» **Exercise description**: Render the following material again verbatim, leaving nothing out.

» **Data for this task**:
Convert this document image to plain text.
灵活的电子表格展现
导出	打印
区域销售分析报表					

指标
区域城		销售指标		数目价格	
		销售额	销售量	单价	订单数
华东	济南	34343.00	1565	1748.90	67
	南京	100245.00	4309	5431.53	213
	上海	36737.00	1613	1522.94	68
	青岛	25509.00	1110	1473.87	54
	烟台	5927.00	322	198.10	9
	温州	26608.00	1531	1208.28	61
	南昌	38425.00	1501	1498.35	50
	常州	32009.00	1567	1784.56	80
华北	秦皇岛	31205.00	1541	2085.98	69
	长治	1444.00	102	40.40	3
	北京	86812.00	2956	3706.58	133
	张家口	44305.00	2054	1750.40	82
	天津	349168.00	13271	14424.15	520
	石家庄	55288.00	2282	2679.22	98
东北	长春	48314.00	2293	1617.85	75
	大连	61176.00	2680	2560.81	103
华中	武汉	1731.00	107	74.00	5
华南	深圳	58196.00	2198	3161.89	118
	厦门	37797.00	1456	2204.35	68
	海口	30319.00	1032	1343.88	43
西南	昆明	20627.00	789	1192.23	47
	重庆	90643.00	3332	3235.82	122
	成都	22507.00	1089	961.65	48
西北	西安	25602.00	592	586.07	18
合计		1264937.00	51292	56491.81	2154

» **Task output**:
Convert this document image to plain text.
灵活的电子表格展现
导出	打印
区域销售分析报表					

指标
区域城		销售指标		数目价格	
		销售额	销售量	单价	订单数
华东	济南	34343.00	1565	1748.90	67
	南京	100245.00	4309	5431.53	213
	上海	36737.00	1613	1522.94	68
	青岛	25509.00	1110	1473.87	54
	烟台	5927.00	322	198.10	9
	温州	26608.00	1531	1208.28	61
	南昌	38425.00	1501	1498.35	50
	常州	32009.00	1567	1784.56	80
华北	秦皇岛	31205.00	1541	2085.98	69
	长治	1444.00	102	40.40	3
	北京	86812.00	2956	3706.58	133
	张家口	44305.00	2054	1750.40	82
	天津	349168.00	13271	14424.15	520
	石家庄	55288.00	2282	2679.22	98
东北	长春	48314.00	2293	1617.85	75
	大连	61176.00	2680	2560.81	103
华中	武汉	1731.00	107	74.00	5
华南	深圳	58196.00	2198	3161.89	118
	厦门	37797.00	1456	2204.35	68
	海口	30319.00	1032	1343.88	43
西南	昆明	20627.00	789	1192.23	47
	重庆	90643.00	3332	3235.82	122
	成都	22507.00	1089	961.65	48
西北	西安	25602.00	592	586.07	18
合计		1264937.00	51292	56491.81	2154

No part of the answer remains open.